## SHORT PROBLEM
Each entry must be reproduced precisely as it stands.

----- GIVEN INFORMATION

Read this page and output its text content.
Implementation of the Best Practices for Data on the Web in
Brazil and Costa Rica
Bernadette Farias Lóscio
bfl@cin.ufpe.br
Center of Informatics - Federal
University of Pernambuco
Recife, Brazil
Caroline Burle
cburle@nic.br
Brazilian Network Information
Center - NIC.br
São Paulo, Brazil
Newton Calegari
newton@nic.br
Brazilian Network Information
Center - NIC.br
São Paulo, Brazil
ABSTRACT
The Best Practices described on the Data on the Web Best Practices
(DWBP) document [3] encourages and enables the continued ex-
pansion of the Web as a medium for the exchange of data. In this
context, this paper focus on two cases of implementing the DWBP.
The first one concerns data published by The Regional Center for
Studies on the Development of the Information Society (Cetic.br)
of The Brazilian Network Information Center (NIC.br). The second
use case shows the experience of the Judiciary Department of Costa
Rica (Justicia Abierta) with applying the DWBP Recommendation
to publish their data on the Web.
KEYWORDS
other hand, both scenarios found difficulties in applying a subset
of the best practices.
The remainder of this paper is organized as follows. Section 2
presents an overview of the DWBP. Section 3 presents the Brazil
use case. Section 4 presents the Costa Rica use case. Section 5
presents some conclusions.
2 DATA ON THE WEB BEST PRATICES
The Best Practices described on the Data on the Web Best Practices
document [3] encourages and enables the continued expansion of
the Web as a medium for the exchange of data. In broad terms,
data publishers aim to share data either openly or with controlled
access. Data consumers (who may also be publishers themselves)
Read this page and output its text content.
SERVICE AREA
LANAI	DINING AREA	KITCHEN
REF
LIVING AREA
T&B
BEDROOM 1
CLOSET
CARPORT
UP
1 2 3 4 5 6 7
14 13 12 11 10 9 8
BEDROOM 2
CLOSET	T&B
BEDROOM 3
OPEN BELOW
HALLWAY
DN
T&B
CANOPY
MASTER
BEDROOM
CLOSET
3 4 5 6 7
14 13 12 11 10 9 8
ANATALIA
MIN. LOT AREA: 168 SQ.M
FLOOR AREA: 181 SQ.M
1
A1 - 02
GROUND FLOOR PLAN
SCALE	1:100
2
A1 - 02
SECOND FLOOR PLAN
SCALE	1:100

----------

## SOLUTION TO THIS TASK
Read this page and output its text content.
Implementation of the Best Practices for Data on the Web in
Brazil and Costa Rica
Bernadette Farias Lóscio
bfl@cin.ufpe.br
Center of Informatics - Federal
University of Pernambuco
Recife, Brazil
Caroline Burle
cburle@nic.br
Brazilian Network Information
Center - NIC.br
São Paulo, Brazil
Newton Calegari
newton@nic.br
Brazilian Network Information
Center - NIC.br
São Paulo, Brazil
ABSTRACT
The Best Practices described on the Data on the Web Best Practices
(DWBP) document [3] encourages and enables the continued ex-
pansion of the Web as a medium for the exchange of data. In this
context, this paper focus on two cases of implementing the DWBP.
The first one concerns data published by The Regional Center for
Studies on the Development of the Information Society (Cetic.br)
of The Brazilian Network Information Center (NIC.br). The second
use case shows the experience of the Judiciary Department of Costa
Rica (Justicia Abierta) with applying the DWBP Recommendation
to publish their data on the Web.
KEYWORDS
other hand, both scenarios found difficulties in applying a subset
of the best practices.
The remainder of this paper is organized as follows. Section 2
presents an overview of the DWBP. Section 3 presents the Brazil
use case. Section 4 presents the Costa Rica use case. Section 5
presents some conclusions.
2 DATA ON THE WEB BEST PRATICES
The Best Practices described on the Data on the Web Best Practices
document [3] encourages and enables the continued expansion of
the Web as a medium for the exchange of data. In broad terms,
data publishers aim to share data either openly or with controlled
access. Data consumers (who may also be publishers themselves)
Read this page and output its text content.
SERVICE AREA
LANAI	DINING AREA	KITCHEN
REF
LIVING AREA
T&B
BEDROOM 1
CLOSET
CARPORT
UP
1 2 3 4 5 6 7
14 13 12 11 10 9 8
BEDROOM 2
CLOSET	T&B
BEDROOM 3
OPEN BELOW
HALLWAY
DN
T&B
CANOPY
MASTER
BEDROOM
CLOSET
3 4 5 6 7
14 13 12 11 10 9 8
ANATALIA
MIN. LOT AREA: 168 SQ.M
FLOOR AREA: 181 SQ.M
1
A1 - 02
GROUND FLOOR PLAN
SCALE	1:100
2
A1 - 02
SECOND FLOOR PLAN
SCALE	1:100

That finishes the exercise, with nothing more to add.